## start
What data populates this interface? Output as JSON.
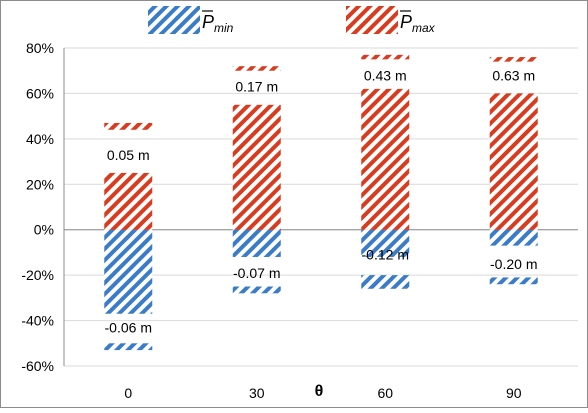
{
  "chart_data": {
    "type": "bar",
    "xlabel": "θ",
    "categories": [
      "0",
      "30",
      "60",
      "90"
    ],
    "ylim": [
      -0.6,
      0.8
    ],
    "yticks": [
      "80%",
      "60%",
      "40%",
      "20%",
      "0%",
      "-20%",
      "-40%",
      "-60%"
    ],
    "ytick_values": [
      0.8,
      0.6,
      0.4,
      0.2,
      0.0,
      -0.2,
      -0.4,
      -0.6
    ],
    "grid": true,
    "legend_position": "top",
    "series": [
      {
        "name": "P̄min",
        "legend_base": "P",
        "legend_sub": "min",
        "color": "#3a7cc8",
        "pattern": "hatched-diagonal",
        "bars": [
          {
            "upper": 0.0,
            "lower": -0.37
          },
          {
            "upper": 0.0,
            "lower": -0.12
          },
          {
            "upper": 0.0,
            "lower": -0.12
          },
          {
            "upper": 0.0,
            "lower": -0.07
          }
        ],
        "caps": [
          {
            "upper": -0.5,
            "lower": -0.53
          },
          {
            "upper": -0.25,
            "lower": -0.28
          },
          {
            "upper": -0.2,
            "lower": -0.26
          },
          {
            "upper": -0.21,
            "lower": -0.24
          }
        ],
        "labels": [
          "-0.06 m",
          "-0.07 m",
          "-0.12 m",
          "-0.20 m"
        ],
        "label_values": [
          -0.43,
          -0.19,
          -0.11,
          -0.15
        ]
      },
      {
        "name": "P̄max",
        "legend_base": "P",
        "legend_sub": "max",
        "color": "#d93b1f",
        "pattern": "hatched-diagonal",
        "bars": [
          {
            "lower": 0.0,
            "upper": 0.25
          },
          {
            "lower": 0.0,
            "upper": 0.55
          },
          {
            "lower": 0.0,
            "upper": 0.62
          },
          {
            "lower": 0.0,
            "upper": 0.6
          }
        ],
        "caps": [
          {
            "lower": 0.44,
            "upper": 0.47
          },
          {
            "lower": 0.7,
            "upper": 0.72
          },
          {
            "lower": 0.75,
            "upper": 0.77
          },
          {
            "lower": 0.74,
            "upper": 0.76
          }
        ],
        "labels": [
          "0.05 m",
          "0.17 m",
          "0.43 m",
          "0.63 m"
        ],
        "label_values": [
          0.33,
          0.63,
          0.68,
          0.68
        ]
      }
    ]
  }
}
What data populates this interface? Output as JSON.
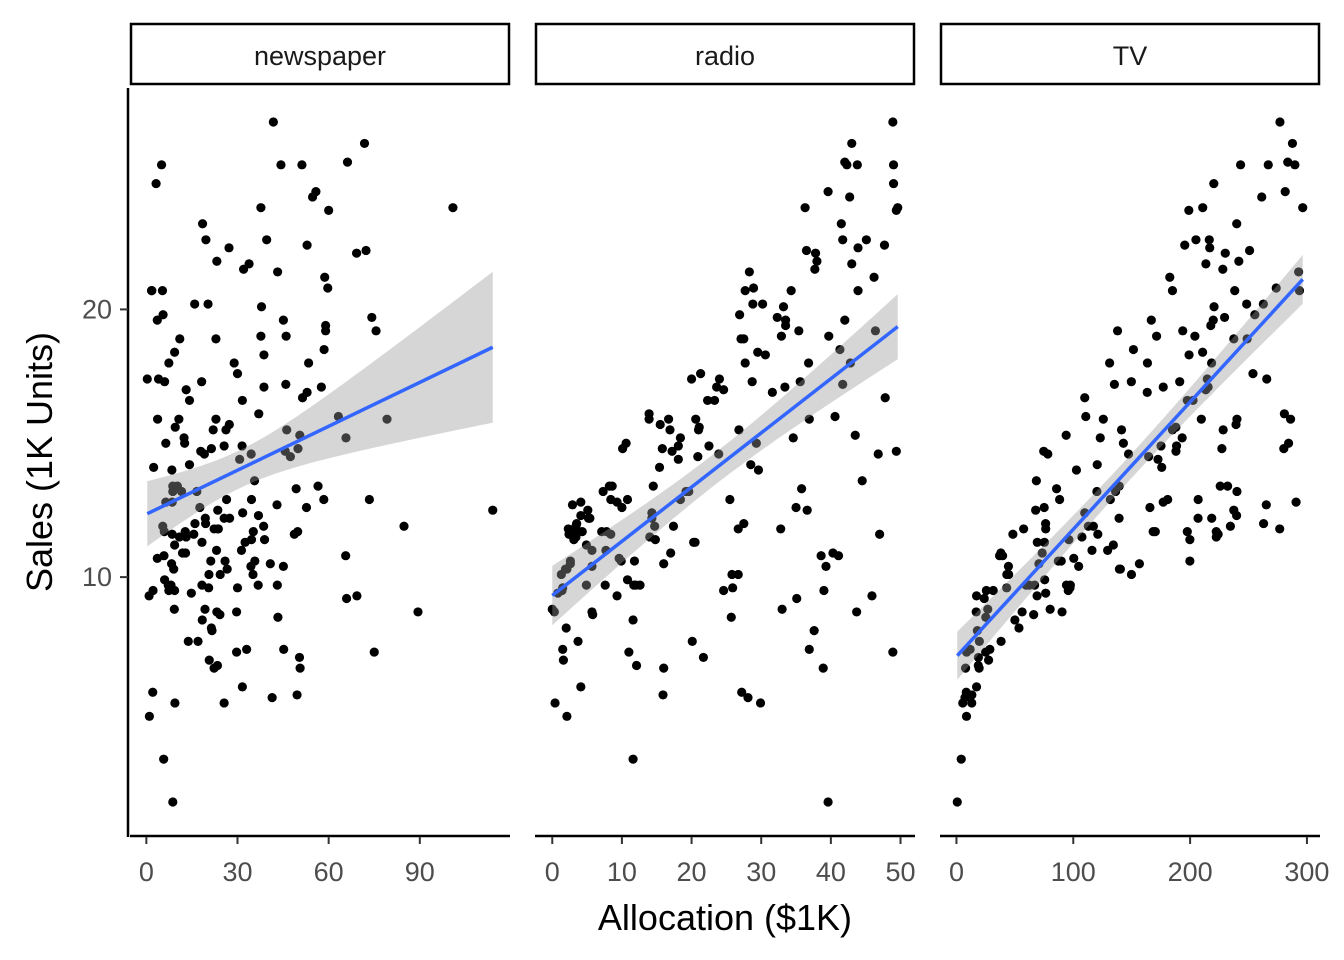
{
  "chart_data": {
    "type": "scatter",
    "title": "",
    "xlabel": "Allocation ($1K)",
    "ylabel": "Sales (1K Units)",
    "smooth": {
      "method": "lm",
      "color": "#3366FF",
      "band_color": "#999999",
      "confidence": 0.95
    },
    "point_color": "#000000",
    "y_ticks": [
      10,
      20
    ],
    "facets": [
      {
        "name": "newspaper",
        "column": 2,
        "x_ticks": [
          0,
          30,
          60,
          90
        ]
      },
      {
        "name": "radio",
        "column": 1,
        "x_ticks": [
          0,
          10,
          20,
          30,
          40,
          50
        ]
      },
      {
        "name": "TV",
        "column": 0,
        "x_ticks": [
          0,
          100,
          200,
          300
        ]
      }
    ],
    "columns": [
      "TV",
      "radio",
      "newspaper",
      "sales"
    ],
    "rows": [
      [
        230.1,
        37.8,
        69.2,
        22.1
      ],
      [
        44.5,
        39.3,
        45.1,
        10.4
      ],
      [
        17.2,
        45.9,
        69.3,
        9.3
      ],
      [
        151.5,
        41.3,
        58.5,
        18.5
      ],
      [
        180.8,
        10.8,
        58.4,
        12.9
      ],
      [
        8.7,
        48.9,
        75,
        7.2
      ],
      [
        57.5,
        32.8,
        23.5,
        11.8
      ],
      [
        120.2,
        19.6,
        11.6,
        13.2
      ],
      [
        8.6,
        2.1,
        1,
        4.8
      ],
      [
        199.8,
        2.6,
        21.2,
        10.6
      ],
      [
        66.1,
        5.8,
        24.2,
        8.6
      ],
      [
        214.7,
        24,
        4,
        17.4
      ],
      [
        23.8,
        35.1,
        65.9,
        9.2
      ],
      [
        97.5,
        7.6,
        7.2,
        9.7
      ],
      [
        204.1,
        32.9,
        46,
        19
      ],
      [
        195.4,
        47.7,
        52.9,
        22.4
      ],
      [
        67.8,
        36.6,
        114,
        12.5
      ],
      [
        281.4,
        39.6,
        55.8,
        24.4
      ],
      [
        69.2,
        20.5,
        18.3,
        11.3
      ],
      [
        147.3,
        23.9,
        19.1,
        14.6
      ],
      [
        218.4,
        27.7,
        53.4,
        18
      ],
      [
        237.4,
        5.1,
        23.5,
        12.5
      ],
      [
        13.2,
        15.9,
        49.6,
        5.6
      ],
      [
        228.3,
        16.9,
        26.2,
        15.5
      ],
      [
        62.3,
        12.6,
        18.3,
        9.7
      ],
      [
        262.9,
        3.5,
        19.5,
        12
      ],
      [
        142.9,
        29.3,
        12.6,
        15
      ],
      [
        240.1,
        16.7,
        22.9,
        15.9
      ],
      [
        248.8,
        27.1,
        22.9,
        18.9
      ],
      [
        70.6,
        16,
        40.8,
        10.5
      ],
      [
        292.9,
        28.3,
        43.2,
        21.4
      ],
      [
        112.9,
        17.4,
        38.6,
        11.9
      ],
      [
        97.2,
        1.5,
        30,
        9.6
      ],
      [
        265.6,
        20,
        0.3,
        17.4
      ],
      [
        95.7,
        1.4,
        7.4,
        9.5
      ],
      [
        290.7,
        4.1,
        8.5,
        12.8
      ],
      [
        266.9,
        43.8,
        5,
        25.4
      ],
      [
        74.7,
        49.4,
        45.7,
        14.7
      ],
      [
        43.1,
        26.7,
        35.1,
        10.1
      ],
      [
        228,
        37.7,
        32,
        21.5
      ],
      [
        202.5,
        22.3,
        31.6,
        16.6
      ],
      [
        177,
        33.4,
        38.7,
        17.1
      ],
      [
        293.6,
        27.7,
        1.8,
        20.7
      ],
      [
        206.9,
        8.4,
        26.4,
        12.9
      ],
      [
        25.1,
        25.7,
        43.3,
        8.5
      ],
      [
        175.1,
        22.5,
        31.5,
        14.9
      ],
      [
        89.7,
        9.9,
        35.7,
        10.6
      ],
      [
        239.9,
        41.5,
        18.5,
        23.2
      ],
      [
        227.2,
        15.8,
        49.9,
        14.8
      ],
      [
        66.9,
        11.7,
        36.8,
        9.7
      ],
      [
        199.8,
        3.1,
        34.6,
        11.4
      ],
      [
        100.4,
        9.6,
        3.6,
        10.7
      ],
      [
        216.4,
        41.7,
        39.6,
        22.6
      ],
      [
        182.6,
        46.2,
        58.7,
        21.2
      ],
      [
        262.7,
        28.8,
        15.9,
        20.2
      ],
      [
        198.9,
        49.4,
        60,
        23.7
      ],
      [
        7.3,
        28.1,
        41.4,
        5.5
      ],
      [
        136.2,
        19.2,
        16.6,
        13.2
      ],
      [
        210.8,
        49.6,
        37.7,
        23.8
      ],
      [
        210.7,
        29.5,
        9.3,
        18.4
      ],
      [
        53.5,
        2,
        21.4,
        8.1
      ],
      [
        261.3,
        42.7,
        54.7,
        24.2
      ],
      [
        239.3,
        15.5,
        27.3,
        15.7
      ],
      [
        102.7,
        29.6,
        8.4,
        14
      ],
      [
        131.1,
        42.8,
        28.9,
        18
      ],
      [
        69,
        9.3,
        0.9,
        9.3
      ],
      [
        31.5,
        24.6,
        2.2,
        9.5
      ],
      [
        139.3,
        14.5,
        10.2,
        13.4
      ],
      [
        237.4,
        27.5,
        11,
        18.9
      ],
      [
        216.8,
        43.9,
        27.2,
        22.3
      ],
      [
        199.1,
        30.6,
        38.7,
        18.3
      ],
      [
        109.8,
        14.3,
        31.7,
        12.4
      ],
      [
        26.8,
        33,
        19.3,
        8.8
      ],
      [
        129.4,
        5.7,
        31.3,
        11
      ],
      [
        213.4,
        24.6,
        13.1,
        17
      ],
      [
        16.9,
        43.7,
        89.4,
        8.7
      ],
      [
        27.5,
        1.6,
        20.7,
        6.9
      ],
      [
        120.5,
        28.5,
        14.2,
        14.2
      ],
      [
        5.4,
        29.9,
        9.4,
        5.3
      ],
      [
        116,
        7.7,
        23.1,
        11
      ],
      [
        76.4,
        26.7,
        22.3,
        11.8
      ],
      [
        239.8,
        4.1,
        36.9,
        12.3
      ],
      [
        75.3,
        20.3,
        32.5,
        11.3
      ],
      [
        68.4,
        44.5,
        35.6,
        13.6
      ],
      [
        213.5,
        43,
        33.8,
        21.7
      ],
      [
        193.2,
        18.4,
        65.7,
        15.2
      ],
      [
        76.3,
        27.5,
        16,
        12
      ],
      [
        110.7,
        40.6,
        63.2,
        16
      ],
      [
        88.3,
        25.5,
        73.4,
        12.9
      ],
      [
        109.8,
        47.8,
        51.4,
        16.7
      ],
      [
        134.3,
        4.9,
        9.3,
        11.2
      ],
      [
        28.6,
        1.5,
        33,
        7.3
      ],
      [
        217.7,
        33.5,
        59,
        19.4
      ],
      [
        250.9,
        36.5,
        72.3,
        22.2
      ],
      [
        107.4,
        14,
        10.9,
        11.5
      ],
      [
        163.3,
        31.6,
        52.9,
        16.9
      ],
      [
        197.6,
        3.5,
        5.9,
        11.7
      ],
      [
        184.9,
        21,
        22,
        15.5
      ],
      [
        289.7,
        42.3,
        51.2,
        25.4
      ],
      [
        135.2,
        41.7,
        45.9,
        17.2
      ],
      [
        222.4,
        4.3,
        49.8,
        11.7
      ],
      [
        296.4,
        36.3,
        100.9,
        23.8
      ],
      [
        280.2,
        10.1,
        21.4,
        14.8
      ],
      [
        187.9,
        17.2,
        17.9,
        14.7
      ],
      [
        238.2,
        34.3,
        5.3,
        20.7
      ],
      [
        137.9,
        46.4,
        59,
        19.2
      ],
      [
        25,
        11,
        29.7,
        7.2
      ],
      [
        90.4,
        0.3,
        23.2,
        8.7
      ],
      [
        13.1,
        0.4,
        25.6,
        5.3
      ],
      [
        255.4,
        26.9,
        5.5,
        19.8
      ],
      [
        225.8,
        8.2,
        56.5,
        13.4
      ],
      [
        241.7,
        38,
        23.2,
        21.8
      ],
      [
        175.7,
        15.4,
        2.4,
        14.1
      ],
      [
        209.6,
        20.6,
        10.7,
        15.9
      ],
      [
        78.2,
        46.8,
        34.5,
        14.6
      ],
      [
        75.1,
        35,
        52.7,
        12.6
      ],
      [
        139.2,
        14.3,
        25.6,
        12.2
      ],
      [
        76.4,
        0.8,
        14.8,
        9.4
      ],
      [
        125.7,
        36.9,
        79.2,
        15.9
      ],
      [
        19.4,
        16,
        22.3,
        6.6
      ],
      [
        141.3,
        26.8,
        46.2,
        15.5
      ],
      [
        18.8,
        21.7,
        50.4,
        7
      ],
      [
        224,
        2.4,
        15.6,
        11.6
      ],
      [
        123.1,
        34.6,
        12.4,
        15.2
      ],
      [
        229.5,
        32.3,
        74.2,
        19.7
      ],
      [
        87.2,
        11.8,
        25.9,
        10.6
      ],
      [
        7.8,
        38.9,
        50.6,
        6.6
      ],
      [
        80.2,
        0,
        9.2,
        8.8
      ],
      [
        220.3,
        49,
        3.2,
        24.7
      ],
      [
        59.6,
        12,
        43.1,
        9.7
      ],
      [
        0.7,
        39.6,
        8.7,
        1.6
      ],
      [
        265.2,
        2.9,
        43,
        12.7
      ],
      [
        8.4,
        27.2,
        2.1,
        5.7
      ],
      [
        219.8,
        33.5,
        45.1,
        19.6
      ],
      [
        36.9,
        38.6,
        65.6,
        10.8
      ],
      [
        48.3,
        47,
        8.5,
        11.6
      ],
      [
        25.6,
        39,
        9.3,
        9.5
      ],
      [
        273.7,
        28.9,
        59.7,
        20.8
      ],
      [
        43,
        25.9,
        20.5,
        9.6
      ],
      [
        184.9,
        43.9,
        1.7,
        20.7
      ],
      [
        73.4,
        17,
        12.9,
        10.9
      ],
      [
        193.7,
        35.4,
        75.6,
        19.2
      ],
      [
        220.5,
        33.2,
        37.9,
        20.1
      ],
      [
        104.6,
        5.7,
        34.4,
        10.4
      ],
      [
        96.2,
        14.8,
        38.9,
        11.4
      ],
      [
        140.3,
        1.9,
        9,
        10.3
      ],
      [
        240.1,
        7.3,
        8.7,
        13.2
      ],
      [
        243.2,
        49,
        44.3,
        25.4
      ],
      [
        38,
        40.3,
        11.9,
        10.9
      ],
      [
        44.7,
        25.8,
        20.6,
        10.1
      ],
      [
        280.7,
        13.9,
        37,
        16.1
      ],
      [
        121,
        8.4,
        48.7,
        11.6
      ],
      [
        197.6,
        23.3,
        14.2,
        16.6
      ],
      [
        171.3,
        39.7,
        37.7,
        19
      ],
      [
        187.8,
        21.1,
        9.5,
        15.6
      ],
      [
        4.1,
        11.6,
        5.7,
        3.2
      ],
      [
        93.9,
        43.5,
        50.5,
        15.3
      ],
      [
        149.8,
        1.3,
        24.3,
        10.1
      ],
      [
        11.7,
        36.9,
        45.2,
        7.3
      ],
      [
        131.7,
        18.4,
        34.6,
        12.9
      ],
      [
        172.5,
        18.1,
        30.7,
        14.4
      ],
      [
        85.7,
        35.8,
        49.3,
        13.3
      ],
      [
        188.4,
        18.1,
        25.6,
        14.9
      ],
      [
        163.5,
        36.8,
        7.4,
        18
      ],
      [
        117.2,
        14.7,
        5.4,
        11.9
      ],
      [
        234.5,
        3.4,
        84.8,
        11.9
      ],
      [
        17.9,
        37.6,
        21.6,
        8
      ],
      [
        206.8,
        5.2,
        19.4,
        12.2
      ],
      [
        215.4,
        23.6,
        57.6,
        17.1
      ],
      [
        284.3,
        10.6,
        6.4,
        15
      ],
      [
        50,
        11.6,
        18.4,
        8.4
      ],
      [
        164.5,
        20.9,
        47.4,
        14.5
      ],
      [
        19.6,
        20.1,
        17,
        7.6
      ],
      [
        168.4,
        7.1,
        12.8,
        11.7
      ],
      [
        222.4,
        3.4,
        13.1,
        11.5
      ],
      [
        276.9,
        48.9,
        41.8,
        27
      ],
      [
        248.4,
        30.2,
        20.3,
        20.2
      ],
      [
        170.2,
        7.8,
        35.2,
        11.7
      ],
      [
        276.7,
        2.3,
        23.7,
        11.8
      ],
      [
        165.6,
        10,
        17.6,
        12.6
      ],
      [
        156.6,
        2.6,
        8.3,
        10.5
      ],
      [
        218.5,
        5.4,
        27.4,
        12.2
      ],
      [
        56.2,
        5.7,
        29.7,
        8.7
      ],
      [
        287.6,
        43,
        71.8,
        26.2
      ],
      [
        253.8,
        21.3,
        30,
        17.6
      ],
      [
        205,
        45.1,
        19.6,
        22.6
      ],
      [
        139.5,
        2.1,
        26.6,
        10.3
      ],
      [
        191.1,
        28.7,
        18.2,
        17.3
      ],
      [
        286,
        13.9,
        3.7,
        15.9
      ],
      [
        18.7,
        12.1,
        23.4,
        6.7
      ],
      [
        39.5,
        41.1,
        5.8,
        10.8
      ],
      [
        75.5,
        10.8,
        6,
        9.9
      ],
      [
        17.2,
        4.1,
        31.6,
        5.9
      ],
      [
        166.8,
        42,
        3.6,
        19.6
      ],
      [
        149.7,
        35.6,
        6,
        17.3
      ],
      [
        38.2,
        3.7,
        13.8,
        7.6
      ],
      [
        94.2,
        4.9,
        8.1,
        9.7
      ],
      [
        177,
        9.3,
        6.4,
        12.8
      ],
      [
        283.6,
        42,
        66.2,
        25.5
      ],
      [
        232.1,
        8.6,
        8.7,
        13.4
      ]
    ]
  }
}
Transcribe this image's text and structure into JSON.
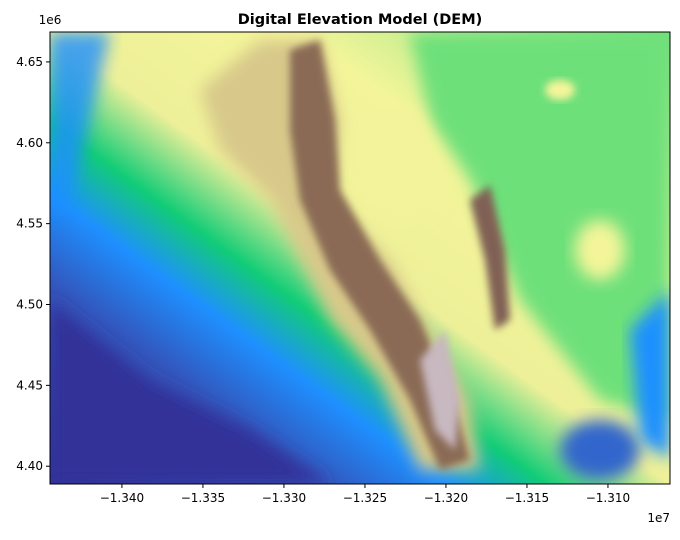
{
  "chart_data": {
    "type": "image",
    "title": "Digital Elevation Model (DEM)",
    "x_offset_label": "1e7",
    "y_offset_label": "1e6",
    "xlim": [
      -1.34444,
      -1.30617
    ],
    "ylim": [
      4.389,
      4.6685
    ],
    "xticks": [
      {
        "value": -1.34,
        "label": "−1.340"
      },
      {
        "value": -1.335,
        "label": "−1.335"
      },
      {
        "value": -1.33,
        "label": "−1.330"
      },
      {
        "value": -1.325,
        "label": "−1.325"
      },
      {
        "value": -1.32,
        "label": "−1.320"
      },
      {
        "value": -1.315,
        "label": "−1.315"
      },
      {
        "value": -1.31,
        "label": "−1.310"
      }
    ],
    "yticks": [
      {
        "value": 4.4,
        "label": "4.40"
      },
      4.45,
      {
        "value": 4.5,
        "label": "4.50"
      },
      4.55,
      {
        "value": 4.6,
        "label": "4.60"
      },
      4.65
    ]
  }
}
## end
* [YOUR TASK] Where a line contains "name", copy that line.

* [EXERCISE RESULT]
        "name": "P̄min",
        "name": "P̄max",
        "name": "newspaper",
        "name": "radio",
        "name": "TV",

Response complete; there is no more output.